STORED RECORDS:
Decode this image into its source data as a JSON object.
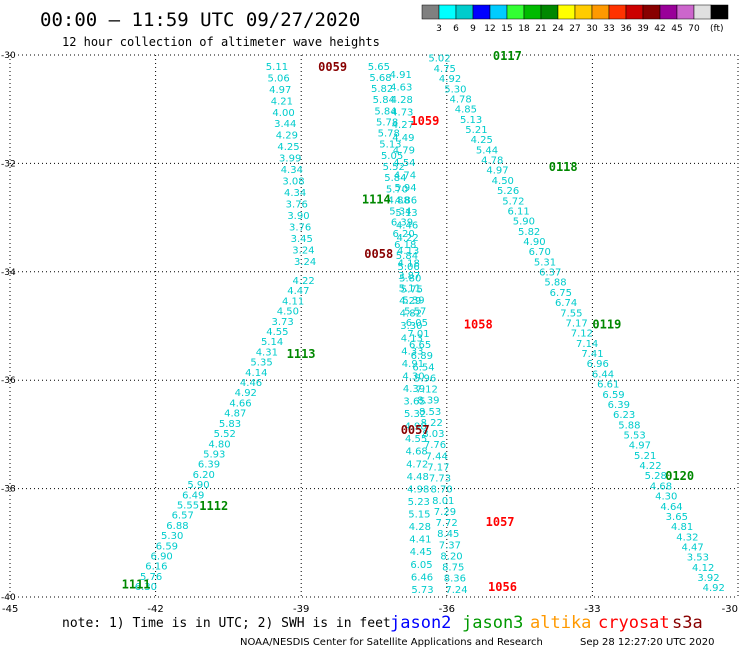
{
  "header": {
    "title": "00:00 – 11:59 UTC 09/27/2020",
    "subtitle": "12 hour collection of altimeter wave heights"
  },
  "colorbar": {
    "swatches": [
      "#808080",
      "#00ffff",
      "#00cccc",
      "#0000ff",
      "#00ccff",
      "#33ff33",
      "#00bb00",
      "#008800",
      "#ffff00",
      "#ffcc00",
      "#ff9900",
      "#ff3300",
      "#cc0000",
      "#880000",
      "#990099",
      "#cc66cc",
      "#e0e0e0",
      "#000000"
    ],
    "ticks": [
      "3",
      "6",
      "9",
      "12",
      "15",
      "18",
      "21",
      "24",
      "27",
      "30",
      "33",
      "36",
      "39",
      "42",
      "45",
      "70"
    ],
    "unit": "(ft)"
  },
  "footer": {
    "note": "note: 1) Time is in UTC; 2) SWH is in feet",
    "credit": "NOAA/NESDIS Center for Satellite Applications and Research",
    "timestamp": "Sep 28 12:27:20 UTC 2020",
    "satellites": [
      {
        "name": "jason2",
        "color": "#0000ff"
      },
      {
        "name": "jason3",
        "color": "#009900"
      },
      {
        "name": "altika",
        "color": "#ff9900"
      },
      {
        "name": "cryosat",
        "color": "#ff0000"
      },
      {
        "name": "s3a",
        "color": "#880000"
      }
    ]
  },
  "map": {
    "lon_range": [
      -45,
      -30
    ],
    "lat_range": [
      -40,
      -30
    ],
    "x_ticks": [
      -45,
      -42,
      -39,
      -36,
      -33,
      -30
    ],
    "y_ticks": [
      -30,
      -32,
      -34,
      -36,
      -38,
      -40
    ],
    "grid": true
  },
  "chart_data": {
    "type": "scatter",
    "point_color": "#00cccc",
    "tracks": [
      {
        "values": [
          "5.11",
          "5.06",
          "4.97",
          "4.21",
          "4.00",
          "3.44",
          "4.29",
          "4.25",
          "3.99",
          "4.34",
          "3.08",
          "4.34",
          "3.76",
          "3.90",
          "3.76",
          "3.45",
          "3.24",
          "3.24"
        ],
        "start": [
          -39.5,
          -30.2
        ],
        "end": [
          -38.92,
          -33.8
        ]
      },
      {
        "values": [
          "4.22",
          "4.47",
          "4.11",
          "4.50",
          "3.73",
          "4.55",
          "5.14",
          "4.31",
          "5.35",
          "4.14",
          "4.46",
          "4.92",
          "4.66",
          "4.87",
          "5.83",
          "5.52",
          "4.80",
          "5.93",
          "6.39",
          "6.20",
          "5.90",
          "6.49",
          "5.55",
          "6.57",
          "6.88",
          "5.30",
          "6.59",
          "6.90",
          "6.16",
          "5.76",
          "6.30"
        ],
        "start": [
          -38.95,
          -34.15
        ],
        "end": [
          -42.2,
          -39.8
        ]
      },
      {
        "values": [
          "5.65",
          "5.68",
          "5.82",
          "5.84",
          "5.84",
          "5.78",
          "5.78",
          "5.13",
          "5.05",
          "5.52",
          "5.84",
          "5.70",
          "4.88",
          "5.34",
          "6.39",
          "6.20",
          "6.18",
          "5.84",
          "5.06",
          "5.80",
          "5.75",
          "5.39",
          "5.57",
          "6.05",
          "7.01",
          "6.65",
          "6.89",
          "6.54",
          "5.96",
          "7.12",
          "8.39",
          "8.53",
          "8.22",
          "8.03",
          "7.76",
          "7.44",
          "7.17",
          "7.73",
          "8.70",
          "8.01",
          "7.29",
          "7.72",
          "8.45",
          "7.37",
          "8.20",
          "8.75",
          "8.36",
          "7.24"
        ],
        "start": [
          -37.4,
          -30.2
        ],
        "end": [
          -35.8,
          -39.85
        ]
      },
      {
        "values": [
          "4.91",
          "4.63",
          "4.28",
          "4.73",
          "4.27",
          "4.49",
          "4.79",
          "4.54",
          "4.74",
          "5.94",
          "4.86",
          "5.13",
          "4.46",
          "4.22",
          "4.13",
          "4.18",
          "3.87",
          "5.11",
          "4.29",
          "4.82",
          "3.30",
          "4.13",
          "4.33",
          "4.91",
          "4.30",
          "4.39",
          "3.65",
          "5.32",
          "4.98",
          "4.55",
          "4.68",
          "4.72",
          "4.48",
          "4.98",
          "5.23",
          "5.15",
          "4.28",
          "4.41",
          "4.45",
          "6.05",
          "6.46",
          "5.73"
        ],
        "start": [
          -36.95,
          -30.35
        ],
        "end": [
          -36.5,
          -39.85
        ]
      },
      {
        "values": [
          "5.02",
          "4.75",
          "4.92",
          "5.30",
          "4.78",
          "4.85",
          "5.13",
          "5.21",
          "4.25",
          "5.44",
          "4.78",
          "4.97",
          "4.50",
          "5.26",
          "5.72",
          "6.11",
          "5.90",
          "5.82",
          "4.90",
          "6.70",
          "5.31",
          "6.37",
          "5.88",
          "6.75",
          "6.74",
          "7.55",
          "7.17",
          "7.12",
          "7.14",
          "7.41",
          "6.96",
          "6.44",
          "6.61",
          "6.59",
          "6.39",
          "6.23",
          "5.88",
          "5.53",
          "4.97",
          "5.21",
          "4.22",
          "5.28",
          "4.68",
          "4.30",
          "4.64",
          "3.65",
          "4.81",
          "4.32",
          "4.47",
          "3.53",
          "4.12",
          "3.92",
          "4.92"
        ],
        "start": [
          -36.15,
          -30.05
        ],
        "end": [
          -30.5,
          -39.82
        ]
      }
    ],
    "time_labels": [
      {
        "text": "0117",
        "lon": -35.05,
        "lat": -30.0,
        "color": "#008800"
      },
      {
        "text": "0059",
        "lon": -38.65,
        "lat": -30.2,
        "color": "#880000"
      },
      {
        "text": "1059",
        "lon": -36.75,
        "lat": -31.2,
        "color": "#ff0000"
      },
      {
        "text": "0118",
        "lon": -33.9,
        "lat": -32.05,
        "color": "#008800"
      },
      {
        "text": "1114",
        "lon": -37.75,
        "lat": -32.65,
        "color": "#008800"
      },
      {
        "text": "0058",
        "lon": -37.7,
        "lat": -33.65,
        "color": "#880000"
      },
      {
        "text": "1058",
        "lon": -35.65,
        "lat": -34.95,
        "color": "#ff0000"
      },
      {
        "text": "0119",
        "lon": -33.0,
        "lat": -34.95,
        "color": "#008800"
      },
      {
        "text": "1113",
        "lon": -39.3,
        "lat": -35.5,
        "color": "#008800"
      },
      {
        "text": "0057",
        "lon": -36.95,
        "lat": -36.9,
        "color": "#880000"
      },
      {
        "text": "0120",
        "lon": -31.5,
        "lat": -37.75,
        "color": "#008800"
      },
      {
        "text": "1112",
        "lon": -41.1,
        "lat": -38.3,
        "color": "#008800"
      },
      {
        "text": "1057",
        "lon": -35.2,
        "lat": -38.6,
        "color": "#ff0000"
      },
      {
        "text": "1111",
        "lon": -42.7,
        "lat": -39.75,
        "color": "#008800"
      },
      {
        "text": "1056",
        "lon": -35.15,
        "lat": -39.8,
        "color": "#ff0000"
      }
    ]
  }
}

YOUR GOAL: Repeat the material verbatim. Do not carry over any picture.

SOLUTION FOR THIS PROBLEM:
Decode this image into its source data as a JSON object.
{
  "header": {
    "title": "00:00 – 11:59 UTC 09/27/2020",
    "subtitle": "12 hour collection of altimeter wave heights"
  },
  "colorbar": {
    "swatches": [
      "#808080",
      "#00ffff",
      "#00cccc",
      "#0000ff",
      "#00ccff",
      "#33ff33",
      "#00bb00",
      "#008800",
      "#ffff00",
      "#ffcc00",
      "#ff9900",
      "#ff3300",
      "#cc0000",
      "#880000",
      "#990099",
      "#cc66cc",
      "#e0e0e0",
      "#000000"
    ],
    "ticks": [
      "3",
      "6",
      "9",
      "12",
      "15",
      "18",
      "21",
      "24",
      "27",
      "30",
      "33",
      "36",
      "39",
      "42",
      "45",
      "70"
    ],
    "unit": "(ft)"
  },
  "footer": {
    "note": "note: 1) Time is in UTC; 2) SWH is in feet",
    "credit": "NOAA/NESDIS Center for Satellite Applications and Research",
    "timestamp": "Sep 28 12:27:20 UTC 2020",
    "satellites": [
      {
        "name": "jason2",
        "color": "#0000ff"
      },
      {
        "name": "jason3",
        "color": "#009900"
      },
      {
        "name": "altika",
        "color": "#ff9900"
      },
      {
        "name": "cryosat",
        "color": "#ff0000"
      },
      {
        "name": "s3a",
        "color": "#880000"
      }
    ]
  },
  "map": {
    "lon_range": [
      -45,
      -30
    ],
    "lat_range": [
      -40,
      -30
    ],
    "x_ticks": [
      -45,
      -42,
      -39,
      -36,
      -33,
      -30
    ],
    "y_ticks": [
      -30,
      -32,
      -34,
      -36,
      -38,
      -40
    ],
    "grid": true
  },
  "chart_data": {
    "type": "scatter",
    "point_color": "#00cccc",
    "tracks": [
      {
        "values": [
          "5.11",
          "5.06",
          "4.97",
          "4.21",
          "4.00",
          "3.44",
          "4.29",
          "4.25",
          "3.99",
          "4.34",
          "3.08",
          "4.34",
          "3.76",
          "3.90",
          "3.76",
          "3.45",
          "3.24",
          "3.24"
        ],
        "start": [
          -39.5,
          -30.2
        ],
        "end": [
          -38.92,
          -33.8
        ]
      },
      {
        "values": [
          "4.22",
          "4.47",
          "4.11",
          "4.50",
          "3.73",
          "4.55",
          "5.14",
          "4.31",
          "5.35",
          "4.14",
          "4.46",
          "4.92",
          "4.66",
          "4.87",
          "5.83",
          "5.52",
          "4.80",
          "5.93",
          "6.39",
          "6.20",
          "5.90",
          "6.49",
          "5.55",
          "6.57",
          "6.88",
          "5.30",
          "6.59",
          "6.90",
          "6.16",
          "5.76",
          "6.30"
        ],
        "start": [
          -38.95,
          -34.15
        ],
        "end": [
          -42.2,
          -39.8
        ]
      },
      {
        "values": [
          "5.65",
          "5.68",
          "5.82",
          "5.84",
          "5.84",
          "5.78",
          "5.78",
          "5.13",
          "5.05",
          "5.52",
          "5.84",
          "5.70",
          "4.88",
          "5.34",
          "6.39",
          "6.20",
          "6.18",
          "5.84",
          "5.06",
          "5.80",
          "5.75",
          "5.39",
          "5.57",
          "6.05",
          "7.01",
          "6.65",
          "6.89",
          "6.54",
          "5.96",
          "7.12",
          "8.39",
          "8.53",
          "8.22",
          "8.03",
          "7.76",
          "7.44",
          "7.17",
          "7.73",
          "8.70",
          "8.01",
          "7.29",
          "7.72",
          "8.45",
          "7.37",
          "8.20",
          "8.75",
          "8.36",
          "7.24"
        ],
        "start": [
          -37.4,
          -30.2
        ],
        "end": [
          -35.8,
          -39.85
        ]
      },
      {
        "values": [
          "4.91",
          "4.63",
          "4.28",
          "4.73",
          "4.27",
          "4.49",
          "4.79",
          "4.54",
          "4.74",
          "5.94",
          "4.86",
          "5.13",
          "4.46",
          "4.22",
          "4.13",
          "4.18",
          "3.87",
          "5.11",
          "4.29",
          "4.82",
          "3.30",
          "4.13",
          "4.33",
          "4.91",
          "4.30",
          "4.39",
          "3.65",
          "5.32",
          "4.98",
          "4.55",
          "4.68",
          "4.72",
          "4.48",
          "4.98",
          "5.23",
          "5.15",
          "4.28",
          "4.41",
          "4.45",
          "6.05",
          "6.46",
          "5.73"
        ],
        "start": [
          -36.95,
          -30.35
        ],
        "end": [
          -36.5,
          -39.85
        ]
      },
      {
        "values": [
          "5.02",
          "4.75",
          "4.92",
          "5.30",
          "4.78",
          "4.85",
          "5.13",
          "5.21",
          "4.25",
          "5.44",
          "4.78",
          "4.97",
          "4.50",
          "5.26",
          "5.72",
          "6.11",
          "5.90",
          "5.82",
          "4.90",
          "6.70",
          "5.31",
          "6.37",
          "5.88",
          "6.75",
          "6.74",
          "7.55",
          "7.17",
          "7.12",
          "7.14",
          "7.41",
          "6.96",
          "6.44",
          "6.61",
          "6.59",
          "6.39",
          "6.23",
          "5.88",
          "5.53",
          "4.97",
          "5.21",
          "4.22",
          "5.28",
          "4.68",
          "4.30",
          "4.64",
          "3.65",
          "4.81",
          "4.32",
          "4.47",
          "3.53",
          "4.12",
          "3.92",
          "4.92"
        ],
        "start": [
          -36.15,
          -30.05
        ],
        "end": [
          -30.5,
          -39.82
        ]
      }
    ],
    "time_labels": [
      {
        "text": "0117",
        "lon": -35.05,
        "lat": -30.0,
        "color": "#008800"
      },
      {
        "text": "0059",
        "lon": -38.65,
        "lat": -30.2,
        "color": "#880000"
      },
      {
        "text": "1059",
        "lon": -36.75,
        "lat": -31.2,
        "color": "#ff0000"
      },
      {
        "text": "0118",
        "lon": -33.9,
        "lat": -32.05,
        "color": "#008800"
      },
      {
        "text": "1114",
        "lon": -37.75,
        "lat": -32.65,
        "color": "#008800"
      },
      {
        "text": "0058",
        "lon": -37.7,
        "lat": -33.65,
        "color": "#880000"
      },
      {
        "text": "1058",
        "lon": -35.65,
        "lat": -34.95,
        "color": "#ff0000"
      },
      {
        "text": "0119",
        "lon": -33.0,
        "lat": -34.95,
        "color": "#008800"
      },
      {
        "text": "1113",
        "lon": -39.3,
        "lat": -35.5,
        "color": "#008800"
      },
      {
        "text": "0057",
        "lon": -36.95,
        "lat": -36.9,
        "color": "#880000"
      },
      {
        "text": "0120",
        "lon": -31.5,
        "lat": -37.75,
        "color": "#008800"
      },
      {
        "text": "1112",
        "lon": -41.1,
        "lat": -38.3,
        "color": "#008800"
      },
      {
        "text": "1057",
        "lon": -35.2,
        "lat": -38.6,
        "color": "#ff0000"
      },
      {
        "text": "1111",
        "lon": -42.7,
        "lat": -39.75,
        "color": "#008800"
      },
      {
        "text": "1056",
        "lon": -35.15,
        "lat": -39.8,
        "color": "#ff0000"
      }
    ]
  }
}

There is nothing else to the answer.